**Short exercise:** Repeat each line exactly as it is written.

[Figure dataset records]
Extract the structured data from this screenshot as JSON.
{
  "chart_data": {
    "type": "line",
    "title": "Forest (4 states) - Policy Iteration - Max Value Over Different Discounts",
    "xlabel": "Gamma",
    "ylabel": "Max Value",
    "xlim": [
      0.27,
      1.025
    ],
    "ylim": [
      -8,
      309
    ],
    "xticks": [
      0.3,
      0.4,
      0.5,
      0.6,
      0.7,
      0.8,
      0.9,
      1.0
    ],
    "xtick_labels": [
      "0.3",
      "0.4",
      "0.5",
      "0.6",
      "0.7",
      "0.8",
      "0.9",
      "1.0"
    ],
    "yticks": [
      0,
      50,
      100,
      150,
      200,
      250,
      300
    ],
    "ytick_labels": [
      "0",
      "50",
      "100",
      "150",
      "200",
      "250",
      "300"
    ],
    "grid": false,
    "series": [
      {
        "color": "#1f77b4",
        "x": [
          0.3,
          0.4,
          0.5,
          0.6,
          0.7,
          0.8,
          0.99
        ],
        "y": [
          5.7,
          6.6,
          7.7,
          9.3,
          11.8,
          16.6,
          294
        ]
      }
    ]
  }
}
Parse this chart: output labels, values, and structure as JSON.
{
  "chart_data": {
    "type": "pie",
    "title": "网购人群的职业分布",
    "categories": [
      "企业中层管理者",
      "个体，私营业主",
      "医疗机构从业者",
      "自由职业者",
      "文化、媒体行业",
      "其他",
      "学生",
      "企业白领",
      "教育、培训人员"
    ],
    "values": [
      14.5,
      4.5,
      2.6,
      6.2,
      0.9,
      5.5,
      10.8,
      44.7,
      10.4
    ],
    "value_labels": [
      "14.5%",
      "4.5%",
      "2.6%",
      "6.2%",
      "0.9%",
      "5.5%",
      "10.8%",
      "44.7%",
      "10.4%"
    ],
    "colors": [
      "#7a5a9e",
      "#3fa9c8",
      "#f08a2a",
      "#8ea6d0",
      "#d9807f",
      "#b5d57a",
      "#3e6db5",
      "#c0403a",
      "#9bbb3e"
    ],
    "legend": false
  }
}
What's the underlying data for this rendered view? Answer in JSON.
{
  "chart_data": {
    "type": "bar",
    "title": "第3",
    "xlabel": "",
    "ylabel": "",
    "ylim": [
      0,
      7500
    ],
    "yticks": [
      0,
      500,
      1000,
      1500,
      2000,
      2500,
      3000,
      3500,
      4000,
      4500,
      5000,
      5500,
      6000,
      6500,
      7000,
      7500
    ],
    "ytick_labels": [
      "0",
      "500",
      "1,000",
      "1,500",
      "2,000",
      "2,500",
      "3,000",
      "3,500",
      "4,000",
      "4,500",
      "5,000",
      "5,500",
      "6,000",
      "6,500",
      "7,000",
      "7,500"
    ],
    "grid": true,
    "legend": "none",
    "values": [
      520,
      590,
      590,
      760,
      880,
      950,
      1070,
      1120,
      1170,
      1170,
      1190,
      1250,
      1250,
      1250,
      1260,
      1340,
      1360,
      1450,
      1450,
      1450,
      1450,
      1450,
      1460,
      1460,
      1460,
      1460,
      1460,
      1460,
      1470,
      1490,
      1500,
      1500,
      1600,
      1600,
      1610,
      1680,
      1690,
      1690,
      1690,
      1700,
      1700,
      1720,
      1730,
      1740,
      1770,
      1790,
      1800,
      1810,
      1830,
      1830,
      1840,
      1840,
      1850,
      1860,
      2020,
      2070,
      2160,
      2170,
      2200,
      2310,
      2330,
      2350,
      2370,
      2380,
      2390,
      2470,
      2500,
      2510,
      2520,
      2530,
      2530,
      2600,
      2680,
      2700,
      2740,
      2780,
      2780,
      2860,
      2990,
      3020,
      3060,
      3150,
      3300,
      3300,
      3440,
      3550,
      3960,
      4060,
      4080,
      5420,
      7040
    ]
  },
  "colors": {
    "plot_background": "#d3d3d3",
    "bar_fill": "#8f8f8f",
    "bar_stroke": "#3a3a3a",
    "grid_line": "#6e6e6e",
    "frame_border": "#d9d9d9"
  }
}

**Correct answer:**
Extract the structured data from this screenshot as JSON.
{
  "chart_data": {
    "type": "line",
    "title": "Forest (4 states) - Policy Iteration - Max Value Over Different Discounts",
    "xlabel": "Gamma",
    "ylabel": "Max Value",
    "xlim": [
      0.27,
      1.025
    ],
    "ylim": [
      -8,
      309
    ],
    "xticks": [
      0.3,
      0.4,
      0.5,
      0.6,
      0.7,
      0.8,
      0.9,
      1.0
    ],
    "xtick_labels": [
      "0.3",
      "0.4",
      "0.5",
      "0.6",
      "0.7",
      "0.8",
      "0.9",
      "1.0"
    ],
    "yticks": [
      0,
      50,
      100,
      150,
      200,
      250,
      300
    ],
    "ytick_labels": [
      "0",
      "50",
      "100",
      "150",
      "200",
      "250",
      "300"
    ],
    "grid": false,
    "series": [
      {
        "color": "#1f77b4",
        "x": [
          0.3,
          0.4,
          0.5,
          0.6,
          0.7,
          0.8,
          0.99
        ],
        "y": [
          5.7,
          6.6,
          7.7,
          9.3,
          11.8,
          16.6,
          294
        ]
      }
    ]
  }
}
Parse this chart: output labels, values, and structure as JSON.
{
  "chart_data": {
    "type": "pie",
    "title": "网购人群的职业分布",
    "categories": [
      "企业中层管理者",
      "个体，私营业主",
      "医疗机构从业者",
      "自由职业者",
      "文化、媒体行业",
      "其他",
      "学生",
      "企业白领",
      "教育、培训人员"
    ],
    "values": [
      14.5,
      4.5,
      2.6,
      6.2,
      0.9,
      5.5,
      10.8,
      44.7,
      10.4
    ],
    "value_labels": [
      "14.5%",
      "4.5%",
      "2.6%",
      "6.2%",
      "0.9%",
      "5.5%",
      "10.8%",
      "44.7%",
      "10.4%"
    ],
    "colors": [
      "#7a5a9e",
      "#3fa9c8",
      "#f08a2a",
      "#8ea6d0",
      "#d9807f",
      "#b5d57a",
      "#3e6db5",
      "#c0403a",
      "#9bbb3e"
    ],
    "legend": false
  }
}
What's the underlying data for this rendered view? Answer in JSON.
{
  "chart_data": {
    "type": "bar",
    "title": "第3",
    "xlabel": "",
    "ylabel": "",
    "ylim": [
      0,
      7500
    ],
    "yticks": [
      0,
      500,
      1000,
      1500,
      2000,
      2500,
      3000,
      3500,
      4000,
      4500,
      5000,
      5500,
      6000,
      6500,
      7000,
      7500
    ],
    "ytick_labels": [
      "0",
      "500",
      "1,000",
      "1,500",
      "2,000",
      "2,500",
      "3,000",
      "3,500",
      "4,000",
      "4,500",
      "5,000",
      "5,500",
      "6,000",
      "6,500",
      "7,000",
      "7,500"
    ],
    "grid": true,
    "legend": "none",
    "values": [
      520,
      590,
      590,
      760,
      880,
      950,
      1070,
      1120,
      1170,
      1170,
      1190,
      1250,
      1250,
      1250,
      1260,
      1340,
      1360,
      1450,
      1450,
      1450,
      1450,
      1450,
      1460,
      1460,
      1460,
      1460,
      1460,
      1460,
      1470,
      1490,
      1500,
      1500,
      1600,
      1600,
      1610,
      1680,
      1690,
      1690,
      1690,
      1700,
      1700,
      1720,
      1730,
      1740,
      1770,
      1790,
      1800,
      1810,
      1830,
      1830,
      1840,
      1840,
      1850,
      1860,
      2020,
      2070,
      2160,
      2170,
      2200,
      2310,
      2330,
      2350,
      2370,
      2380,
      2390,
      2470,
      2500,
      2510,
      2520,
      2530,
      2530,
      2600,
      2680,
      2700,
      2740,
      2780,
      2780,
      2860,
      2990,
      3020,
      3060,
      3150,
      3300,
      3300,
      3440,
      3550,
      3960,
      4060,
      4080,
      5420,
      7040
    ]
  },
  "colors": {
    "plot_background": "#d3d3d3",
    "bar_fill": "#8f8f8f",
    "bar_stroke": "#3a3a3a",
    "grid_line": "#6e6e6e",
    "frame_border": "#d9d9d9"
  }
}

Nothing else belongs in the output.